BRIEF
Extract the lines that hold the string "this".

AVAILABLE RECORDS
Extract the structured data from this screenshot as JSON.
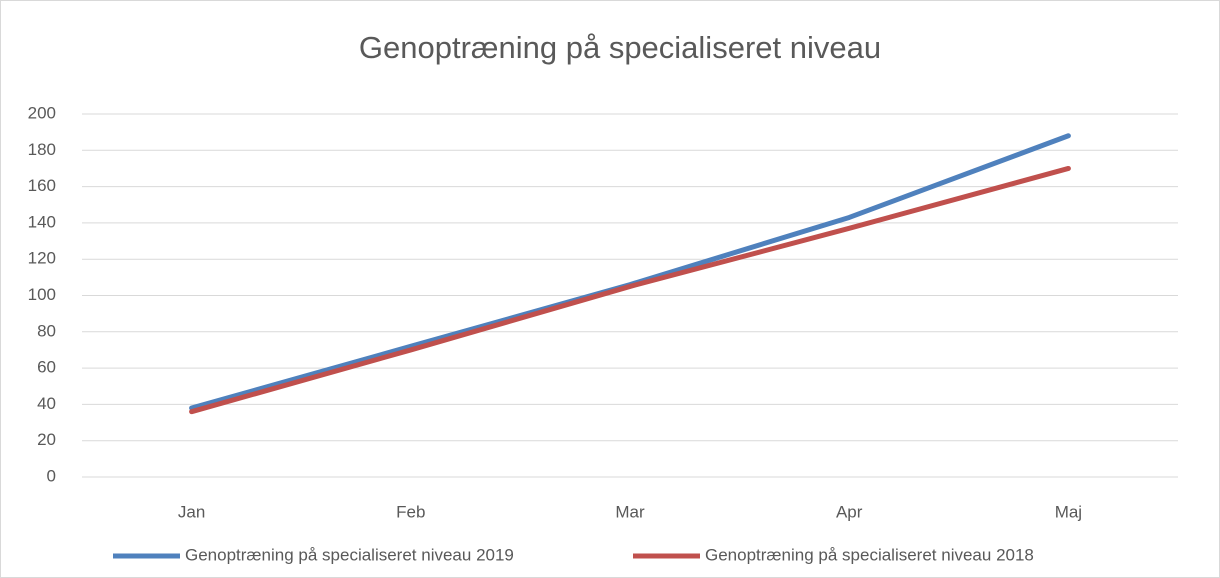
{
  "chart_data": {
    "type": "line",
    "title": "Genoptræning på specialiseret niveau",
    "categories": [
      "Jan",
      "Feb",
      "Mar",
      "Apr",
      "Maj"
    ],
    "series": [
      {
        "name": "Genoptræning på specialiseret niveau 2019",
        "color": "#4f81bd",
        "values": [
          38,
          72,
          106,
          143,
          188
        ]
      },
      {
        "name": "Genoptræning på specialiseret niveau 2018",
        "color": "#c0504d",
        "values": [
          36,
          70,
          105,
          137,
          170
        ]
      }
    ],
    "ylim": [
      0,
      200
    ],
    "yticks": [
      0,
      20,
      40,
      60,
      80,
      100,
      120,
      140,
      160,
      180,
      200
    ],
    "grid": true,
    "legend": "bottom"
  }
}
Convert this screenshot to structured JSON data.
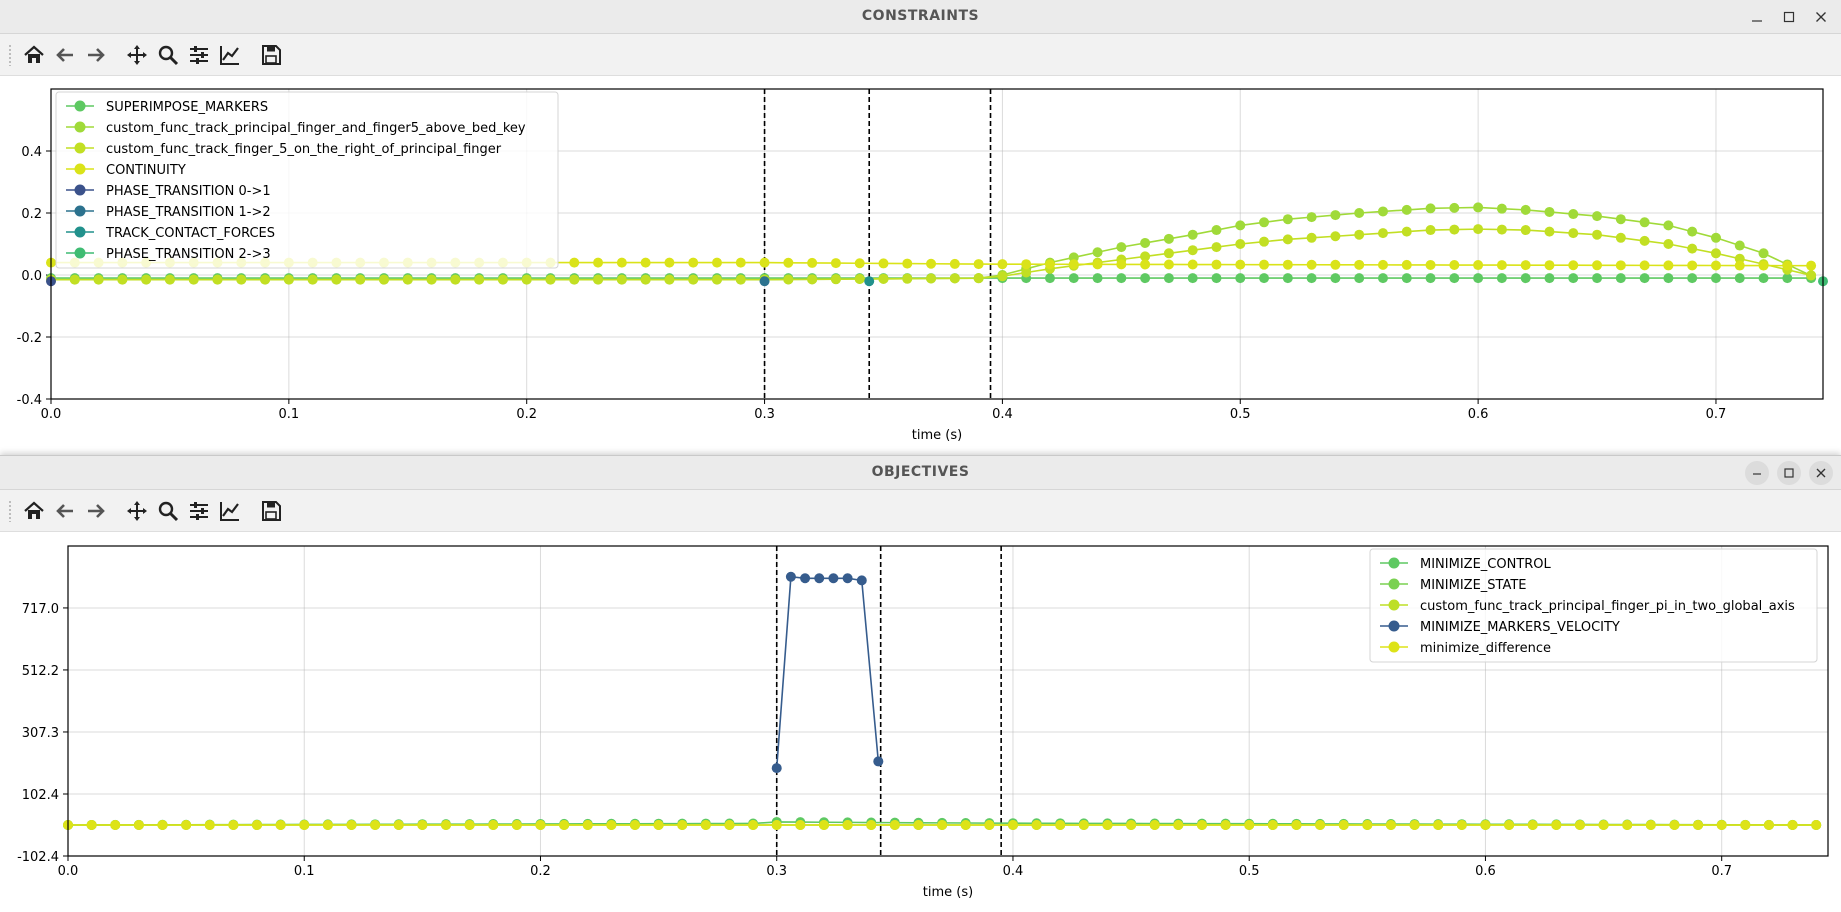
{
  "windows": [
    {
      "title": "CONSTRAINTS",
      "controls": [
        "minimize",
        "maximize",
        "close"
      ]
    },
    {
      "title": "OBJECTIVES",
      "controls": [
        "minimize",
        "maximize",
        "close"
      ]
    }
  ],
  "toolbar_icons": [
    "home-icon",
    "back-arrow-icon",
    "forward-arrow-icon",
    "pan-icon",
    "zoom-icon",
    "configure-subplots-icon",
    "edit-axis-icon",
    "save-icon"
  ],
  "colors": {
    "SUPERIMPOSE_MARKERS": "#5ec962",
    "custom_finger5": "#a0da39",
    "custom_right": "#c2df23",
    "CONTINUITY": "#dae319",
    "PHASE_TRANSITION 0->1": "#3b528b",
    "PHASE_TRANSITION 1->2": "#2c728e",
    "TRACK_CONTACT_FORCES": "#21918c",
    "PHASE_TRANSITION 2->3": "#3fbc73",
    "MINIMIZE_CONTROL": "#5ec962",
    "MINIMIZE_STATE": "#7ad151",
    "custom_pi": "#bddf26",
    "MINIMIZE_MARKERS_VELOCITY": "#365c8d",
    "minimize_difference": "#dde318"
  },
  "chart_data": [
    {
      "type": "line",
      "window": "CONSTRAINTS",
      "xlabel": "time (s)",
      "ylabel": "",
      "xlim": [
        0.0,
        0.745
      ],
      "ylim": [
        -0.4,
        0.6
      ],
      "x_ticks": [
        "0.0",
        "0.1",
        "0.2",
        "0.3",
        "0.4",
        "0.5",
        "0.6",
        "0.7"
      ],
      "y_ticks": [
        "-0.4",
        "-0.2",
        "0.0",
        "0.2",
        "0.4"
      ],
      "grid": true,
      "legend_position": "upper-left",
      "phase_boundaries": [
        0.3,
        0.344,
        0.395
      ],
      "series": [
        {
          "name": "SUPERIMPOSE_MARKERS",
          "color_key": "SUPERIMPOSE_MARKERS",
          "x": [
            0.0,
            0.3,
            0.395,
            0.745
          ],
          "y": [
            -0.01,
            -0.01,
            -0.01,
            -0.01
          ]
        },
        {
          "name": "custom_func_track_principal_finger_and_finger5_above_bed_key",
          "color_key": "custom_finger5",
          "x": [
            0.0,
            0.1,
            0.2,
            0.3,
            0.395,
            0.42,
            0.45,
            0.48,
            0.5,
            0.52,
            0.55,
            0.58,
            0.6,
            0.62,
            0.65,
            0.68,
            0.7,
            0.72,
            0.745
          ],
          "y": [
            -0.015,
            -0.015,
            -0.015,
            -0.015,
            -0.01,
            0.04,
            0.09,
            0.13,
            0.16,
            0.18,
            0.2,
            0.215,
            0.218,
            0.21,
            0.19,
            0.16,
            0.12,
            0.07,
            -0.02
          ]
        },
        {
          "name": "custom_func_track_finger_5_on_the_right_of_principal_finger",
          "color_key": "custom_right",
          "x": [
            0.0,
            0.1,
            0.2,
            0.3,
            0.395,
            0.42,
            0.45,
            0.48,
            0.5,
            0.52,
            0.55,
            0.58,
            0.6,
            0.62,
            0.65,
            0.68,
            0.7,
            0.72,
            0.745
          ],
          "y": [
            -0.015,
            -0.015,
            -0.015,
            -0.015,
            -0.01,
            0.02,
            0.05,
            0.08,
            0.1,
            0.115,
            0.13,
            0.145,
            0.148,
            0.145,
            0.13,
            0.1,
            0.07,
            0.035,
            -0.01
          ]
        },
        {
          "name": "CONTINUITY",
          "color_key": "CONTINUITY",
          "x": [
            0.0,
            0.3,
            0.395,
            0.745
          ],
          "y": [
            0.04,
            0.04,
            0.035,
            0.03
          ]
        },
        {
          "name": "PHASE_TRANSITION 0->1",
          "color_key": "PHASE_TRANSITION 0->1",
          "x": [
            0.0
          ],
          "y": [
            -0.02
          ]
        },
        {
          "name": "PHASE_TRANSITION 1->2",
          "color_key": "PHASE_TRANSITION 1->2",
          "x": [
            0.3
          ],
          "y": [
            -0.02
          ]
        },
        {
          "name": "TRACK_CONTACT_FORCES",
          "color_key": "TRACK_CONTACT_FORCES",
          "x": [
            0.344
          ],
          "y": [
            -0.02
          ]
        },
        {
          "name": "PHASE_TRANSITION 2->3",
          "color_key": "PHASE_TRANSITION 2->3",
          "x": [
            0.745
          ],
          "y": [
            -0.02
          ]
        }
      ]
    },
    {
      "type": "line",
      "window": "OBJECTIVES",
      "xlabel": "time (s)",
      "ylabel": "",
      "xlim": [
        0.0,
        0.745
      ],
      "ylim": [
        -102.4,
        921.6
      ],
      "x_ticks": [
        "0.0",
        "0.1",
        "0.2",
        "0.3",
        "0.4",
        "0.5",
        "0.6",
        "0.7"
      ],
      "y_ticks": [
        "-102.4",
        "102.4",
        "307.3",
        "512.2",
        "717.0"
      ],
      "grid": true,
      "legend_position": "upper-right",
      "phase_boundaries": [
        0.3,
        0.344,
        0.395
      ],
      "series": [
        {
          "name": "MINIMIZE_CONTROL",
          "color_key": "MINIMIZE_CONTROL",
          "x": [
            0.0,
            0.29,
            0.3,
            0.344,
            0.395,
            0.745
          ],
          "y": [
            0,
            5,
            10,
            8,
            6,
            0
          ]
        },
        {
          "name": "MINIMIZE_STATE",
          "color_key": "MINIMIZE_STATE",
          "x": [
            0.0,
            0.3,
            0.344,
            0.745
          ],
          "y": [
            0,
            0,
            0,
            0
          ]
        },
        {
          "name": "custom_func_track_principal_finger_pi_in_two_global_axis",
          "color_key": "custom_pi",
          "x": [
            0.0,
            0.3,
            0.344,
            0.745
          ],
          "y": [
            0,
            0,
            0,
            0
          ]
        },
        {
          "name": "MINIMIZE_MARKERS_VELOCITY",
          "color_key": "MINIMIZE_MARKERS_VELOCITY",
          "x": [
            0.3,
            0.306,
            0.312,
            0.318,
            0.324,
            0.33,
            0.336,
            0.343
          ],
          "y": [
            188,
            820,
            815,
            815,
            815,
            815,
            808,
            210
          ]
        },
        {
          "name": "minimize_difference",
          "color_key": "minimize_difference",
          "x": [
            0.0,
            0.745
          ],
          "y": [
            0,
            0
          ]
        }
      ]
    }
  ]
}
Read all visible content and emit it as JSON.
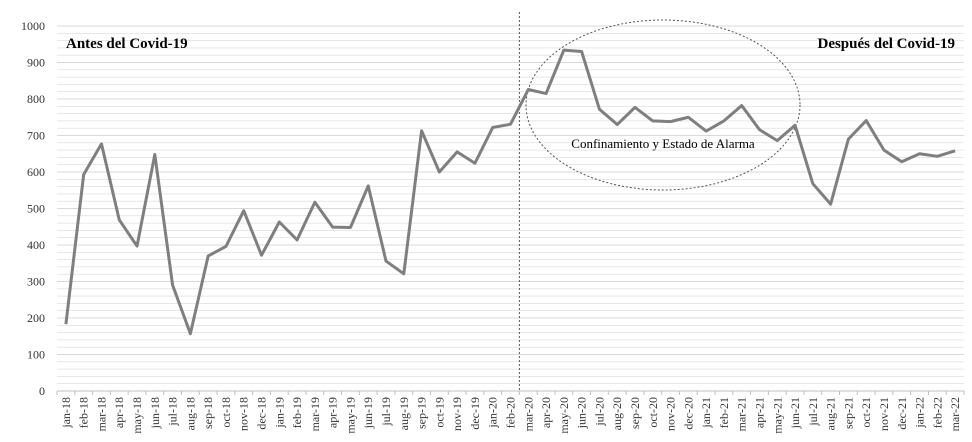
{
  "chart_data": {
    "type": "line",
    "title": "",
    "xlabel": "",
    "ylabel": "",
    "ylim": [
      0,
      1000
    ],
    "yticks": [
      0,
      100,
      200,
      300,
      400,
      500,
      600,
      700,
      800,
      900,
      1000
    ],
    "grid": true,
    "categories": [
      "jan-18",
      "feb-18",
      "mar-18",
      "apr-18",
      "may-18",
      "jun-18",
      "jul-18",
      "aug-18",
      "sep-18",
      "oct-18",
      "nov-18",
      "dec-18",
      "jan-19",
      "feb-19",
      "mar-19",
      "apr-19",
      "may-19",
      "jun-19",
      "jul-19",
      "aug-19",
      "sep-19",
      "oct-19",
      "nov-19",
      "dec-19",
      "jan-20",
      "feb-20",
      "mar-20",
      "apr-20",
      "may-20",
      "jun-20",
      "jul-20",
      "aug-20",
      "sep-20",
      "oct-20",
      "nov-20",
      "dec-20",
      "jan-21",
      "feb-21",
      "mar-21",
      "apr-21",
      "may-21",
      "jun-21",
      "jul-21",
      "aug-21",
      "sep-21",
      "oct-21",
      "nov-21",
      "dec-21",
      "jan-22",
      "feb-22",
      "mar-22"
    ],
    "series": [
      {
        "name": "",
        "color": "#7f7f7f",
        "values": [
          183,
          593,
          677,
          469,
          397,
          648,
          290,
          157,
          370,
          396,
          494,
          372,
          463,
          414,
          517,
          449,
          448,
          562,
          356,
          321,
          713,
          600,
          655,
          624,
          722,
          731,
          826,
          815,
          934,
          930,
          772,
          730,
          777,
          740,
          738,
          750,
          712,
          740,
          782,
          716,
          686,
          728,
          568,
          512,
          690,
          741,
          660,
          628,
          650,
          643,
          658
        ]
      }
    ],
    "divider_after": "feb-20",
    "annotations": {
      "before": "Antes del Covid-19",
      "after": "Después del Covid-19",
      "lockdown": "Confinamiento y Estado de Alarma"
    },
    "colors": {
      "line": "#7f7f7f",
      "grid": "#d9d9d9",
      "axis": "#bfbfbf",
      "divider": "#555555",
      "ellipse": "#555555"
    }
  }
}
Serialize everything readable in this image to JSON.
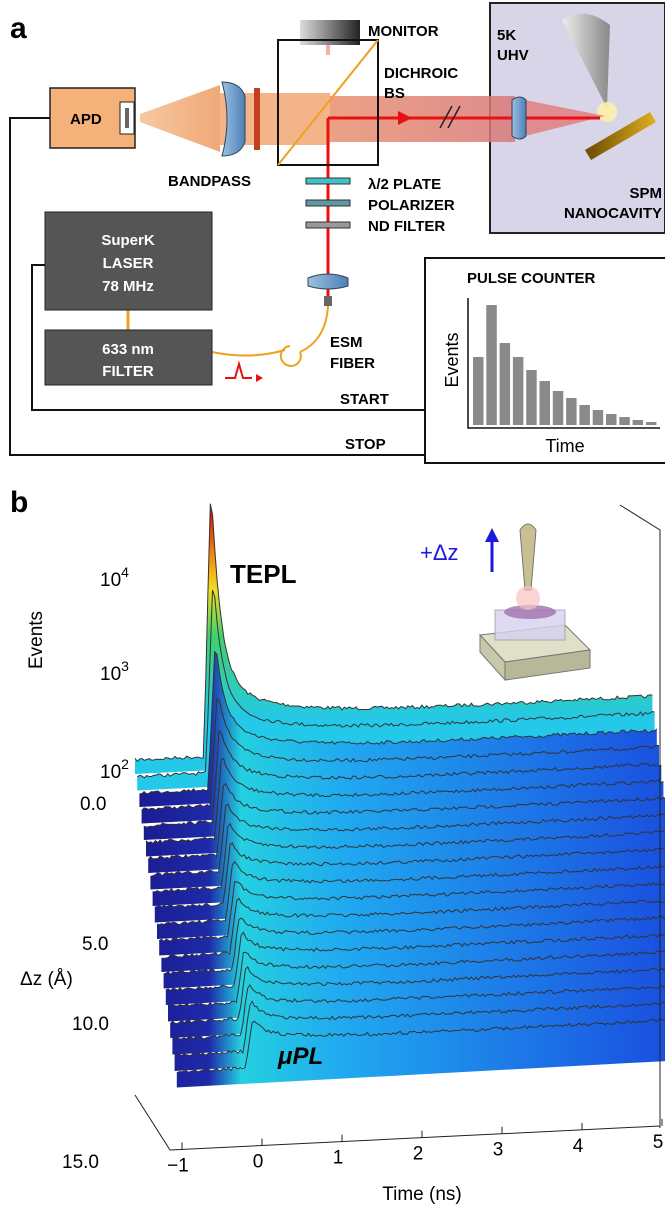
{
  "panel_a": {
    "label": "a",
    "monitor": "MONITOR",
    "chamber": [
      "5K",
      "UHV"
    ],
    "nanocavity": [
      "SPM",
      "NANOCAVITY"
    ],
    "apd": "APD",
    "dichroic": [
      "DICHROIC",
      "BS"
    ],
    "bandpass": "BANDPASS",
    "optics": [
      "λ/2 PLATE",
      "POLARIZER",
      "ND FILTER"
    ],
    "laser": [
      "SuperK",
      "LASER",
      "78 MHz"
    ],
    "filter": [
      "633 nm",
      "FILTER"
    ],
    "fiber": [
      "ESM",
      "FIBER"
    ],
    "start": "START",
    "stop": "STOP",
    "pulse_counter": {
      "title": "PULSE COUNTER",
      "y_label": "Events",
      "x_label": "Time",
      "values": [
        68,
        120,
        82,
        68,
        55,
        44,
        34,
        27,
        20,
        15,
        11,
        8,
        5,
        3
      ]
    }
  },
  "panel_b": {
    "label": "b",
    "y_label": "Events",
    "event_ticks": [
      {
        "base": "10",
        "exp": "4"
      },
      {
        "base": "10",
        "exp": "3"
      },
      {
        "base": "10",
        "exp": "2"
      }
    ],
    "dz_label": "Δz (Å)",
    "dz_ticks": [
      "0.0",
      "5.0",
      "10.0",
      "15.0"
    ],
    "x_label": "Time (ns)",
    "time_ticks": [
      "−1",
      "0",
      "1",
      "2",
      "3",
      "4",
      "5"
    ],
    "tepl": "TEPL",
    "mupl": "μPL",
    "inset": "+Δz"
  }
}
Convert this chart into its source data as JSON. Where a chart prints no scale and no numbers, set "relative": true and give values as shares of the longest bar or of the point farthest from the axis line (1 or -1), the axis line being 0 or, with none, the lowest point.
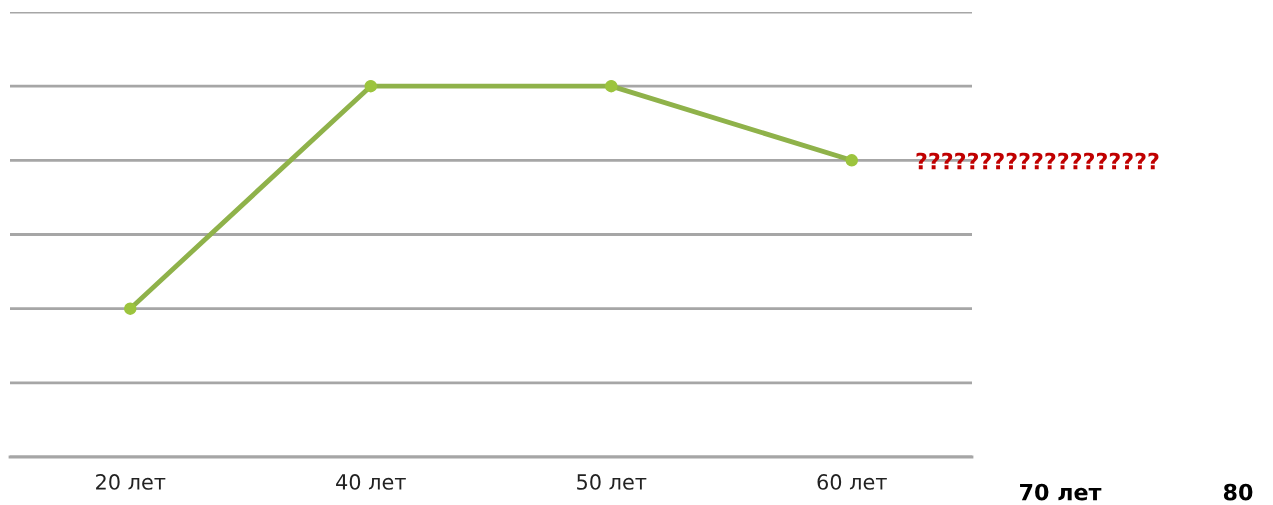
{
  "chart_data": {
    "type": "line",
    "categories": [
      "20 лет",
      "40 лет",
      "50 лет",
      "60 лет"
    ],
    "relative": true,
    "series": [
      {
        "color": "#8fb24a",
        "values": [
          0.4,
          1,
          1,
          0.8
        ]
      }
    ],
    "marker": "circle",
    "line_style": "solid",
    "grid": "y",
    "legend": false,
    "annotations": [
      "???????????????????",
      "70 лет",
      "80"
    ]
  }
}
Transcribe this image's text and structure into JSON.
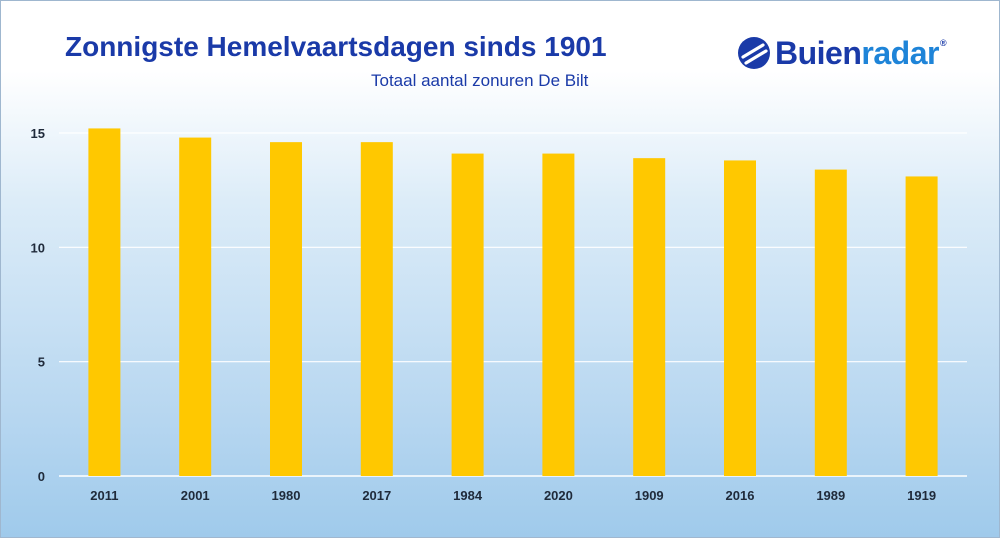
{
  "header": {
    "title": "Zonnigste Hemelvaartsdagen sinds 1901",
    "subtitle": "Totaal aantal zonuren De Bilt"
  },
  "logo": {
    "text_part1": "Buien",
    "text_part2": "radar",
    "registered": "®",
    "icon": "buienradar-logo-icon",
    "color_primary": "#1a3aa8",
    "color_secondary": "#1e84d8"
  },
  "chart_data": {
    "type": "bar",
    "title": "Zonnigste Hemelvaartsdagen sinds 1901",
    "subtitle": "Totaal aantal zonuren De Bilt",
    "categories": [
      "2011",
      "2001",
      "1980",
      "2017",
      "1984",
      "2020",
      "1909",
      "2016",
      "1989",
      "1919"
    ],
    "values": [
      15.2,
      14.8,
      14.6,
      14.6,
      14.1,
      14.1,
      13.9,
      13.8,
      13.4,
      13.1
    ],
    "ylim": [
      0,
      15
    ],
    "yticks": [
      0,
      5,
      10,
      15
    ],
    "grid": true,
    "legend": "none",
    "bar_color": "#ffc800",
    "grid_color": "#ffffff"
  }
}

THE REPLY
Extract the structured data from this screenshot as JSON.
Convert this screenshot to structured JSON data.
Serialize everything readable in this image to JSON.
Convert this chart into its source data as JSON. Where a chart prints no scale and no numbers, set "relative": true and give values as shares of the longest bar or of the point farthest from the axis line (1 or -1), the axis line being 0 or, with none, the lowest point.
Transcribe this image's text and structure into JSON.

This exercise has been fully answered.